** start of TEXT PROVIDED **
You called Monday’s scene in Parliament, which resulted in yet another series of “no” votes, a “circular firing squad” and compared it to the final scene of Reservoir Dogs. You also said, on Twitter, that it was “an absolute shitting disaster of a day.” Is it fair to say you’re not optimistic?

I think it was particularly depressing because the guys who were behaving in this way were the people that I usually quite admire. If there is a solution to this, it will come through them.

Brexit is two things, right? First of all, it’s an outcome. But it’s also a process. And the outcome that Brexit takes is a fundamentally right-wing, populist culture war. It’s about putting up walls, trying to stop people coming, trying to cut yourself off to new ideas, trying to separate out your governing structure from many of the kind of international institutions that have been part of global politics since the end of the Second World War. And in that respect, from an American perspective, I would say it is like Trump’s proposed wall in sort of technocratic, grandiose form. It’s like if you made the entirety of your national politics all about building metaphorical walls.

But it’s also a way of looking at politics. It’s a protest. And the protest is essentially to say: There can be no compromise. So for the Brexiteers, compromise is treachery, really. There’s an idea of politics as a sort of Biblical-level event about national identity and personal identity. And so compromise is just treason. You know, Jacob Rees-Mogg is a very prominent Brexiteer. When he opposed Theresa May’s deal, he said it would turn Britain into a slave state. That is a deal, by the way, that he’s now supporting. But in his language, he never showed any moderation or nuance or subtlety at all. Everything is either a disaster, or it is the great victory of the nation, blah blah. There’s never anything about working together on moderate compromise proposals. What was depressing about Monday was that the opponents of Brexit, who wanted a different outcome — they’re liberal, they’re internationalist, they’re rationalist, evidence-based. The manner in which they seem to be behaving seems to me to be exactly the same way that the Brexiteers are acting, which is allowing the best to be the enemy of the good. They’ll only tolerate their ideal outcome.
** end of TEXT PROVIDED **
** start of GIVEN RECORDS **
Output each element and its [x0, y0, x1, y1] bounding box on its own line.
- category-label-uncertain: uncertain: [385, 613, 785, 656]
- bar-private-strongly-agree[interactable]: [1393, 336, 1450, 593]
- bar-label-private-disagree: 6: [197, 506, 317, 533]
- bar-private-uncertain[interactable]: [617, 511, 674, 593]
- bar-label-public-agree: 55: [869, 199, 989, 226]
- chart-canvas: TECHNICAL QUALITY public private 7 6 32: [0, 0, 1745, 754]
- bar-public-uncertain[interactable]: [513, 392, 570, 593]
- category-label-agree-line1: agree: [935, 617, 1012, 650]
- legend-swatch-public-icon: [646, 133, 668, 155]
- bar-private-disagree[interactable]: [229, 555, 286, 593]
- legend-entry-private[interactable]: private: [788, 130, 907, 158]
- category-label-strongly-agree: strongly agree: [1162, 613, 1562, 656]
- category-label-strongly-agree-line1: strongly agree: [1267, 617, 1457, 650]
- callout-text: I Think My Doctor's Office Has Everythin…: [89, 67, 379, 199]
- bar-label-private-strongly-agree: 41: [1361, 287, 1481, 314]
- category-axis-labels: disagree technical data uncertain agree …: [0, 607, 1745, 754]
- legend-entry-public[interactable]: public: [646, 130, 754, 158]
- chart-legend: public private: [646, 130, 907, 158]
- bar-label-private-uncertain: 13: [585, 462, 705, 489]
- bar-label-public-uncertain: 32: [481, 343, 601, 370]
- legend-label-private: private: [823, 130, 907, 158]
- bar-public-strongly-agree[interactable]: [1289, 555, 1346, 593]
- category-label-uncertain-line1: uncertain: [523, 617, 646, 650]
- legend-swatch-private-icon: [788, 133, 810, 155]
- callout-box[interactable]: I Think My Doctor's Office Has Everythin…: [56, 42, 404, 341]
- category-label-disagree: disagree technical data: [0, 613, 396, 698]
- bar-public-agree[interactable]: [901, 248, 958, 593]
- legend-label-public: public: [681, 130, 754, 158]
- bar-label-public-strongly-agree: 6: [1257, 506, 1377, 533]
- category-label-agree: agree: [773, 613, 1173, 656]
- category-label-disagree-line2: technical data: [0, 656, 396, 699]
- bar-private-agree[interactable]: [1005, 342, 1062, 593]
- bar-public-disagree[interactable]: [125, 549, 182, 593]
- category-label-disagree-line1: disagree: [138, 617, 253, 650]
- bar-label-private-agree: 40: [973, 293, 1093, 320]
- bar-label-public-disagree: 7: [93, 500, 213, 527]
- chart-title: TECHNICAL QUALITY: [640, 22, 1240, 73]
** end of GIVEN RECORDS **
REQUIRED WORK
Pick up the interview on Brexit after its last sentence and carry it forward in the same voice.

THE RESULT
So the soft Brexiteers, who are basically engaged in damage limitation, rather than reversal of Brexit, refuse to support the people who are trying to reverse the result. The People’s Vote guys were engaged in reversal, rather than damage limitation, and refused to support soft Brexiteers. Now, those positions are complementary. You can, and I do, support them both. And yet they were unable to work together, because they seem to have started to behave in the same kind of puritanical manner of their political opponents.

The lack of compromise, the demonization … this is all pretty familiar territory for American politics in recent decades.

We’re in just as bad a position as you guys, but we seem to have suddenly gotten there over the last three years. We caught up.

It’s nice to have someone else feel our pain. I know predictions are a fool’s game with Brexit, but the deadline is ticking downward to April 12th, which is the current date when the U.K. is supposed to leave. It seems like a no-deal Brexit is likelier than it’s ever been. Do you think that’s the path we’re headed toward?

Nobody knows. I still think the most likely outcome is either May’s deal passing or a longer extension of Article 50, probably to the end of the year or to March of next year — the two sort of fudge-y, extension-y, less dramatic options. The more dramatic ones, though, are no deal, as you say, or revocation of Article 50. Revocation, to me, is just as likely as no deal.

The E.U. has made it clear for about the 20th time that the only deal they’ll approve is the one that May negotiated. And now there’s another vote scheduled on that deal later this week, even though it has failed three times before. Is there any chance this time will be different?

There’s always a possibility. I mean, the deadline’s been close before — remember, we already extended it. We should have left already. So, there’s always a chance. I’m not entirely sure how May’s gonna get the thing in front of the Commons, ’cause there’s added complication. The speaker, John Bercow, basically said, “You can’t just keep on putting the same thing down here without making any changes to it. That’s against the rules.” So, she’s having to find ways of changing it each time. She must have something up her sleeve, but it’s not immediately clear what it is right now.

Perhaps she’ll poison John Bercow?

Yeah, exactly, yeah, yeah. She’s just gonna go old-school, Henry VIII style.

I think some Americans are confused that even though this has clearly been an unmitigated disaster for the Tories and Theresa May, somehow, Jeremy Corbyn is even less popular than her after all this. Has he actually handled this whole crisis even worse?

I don’t know. I don’t know how to make that comparison, I mean, they’ve both been really, really bad. And they share a lot of qualities, actually. They’re kind of inscrutable — you can’t really get any sense of their internal life.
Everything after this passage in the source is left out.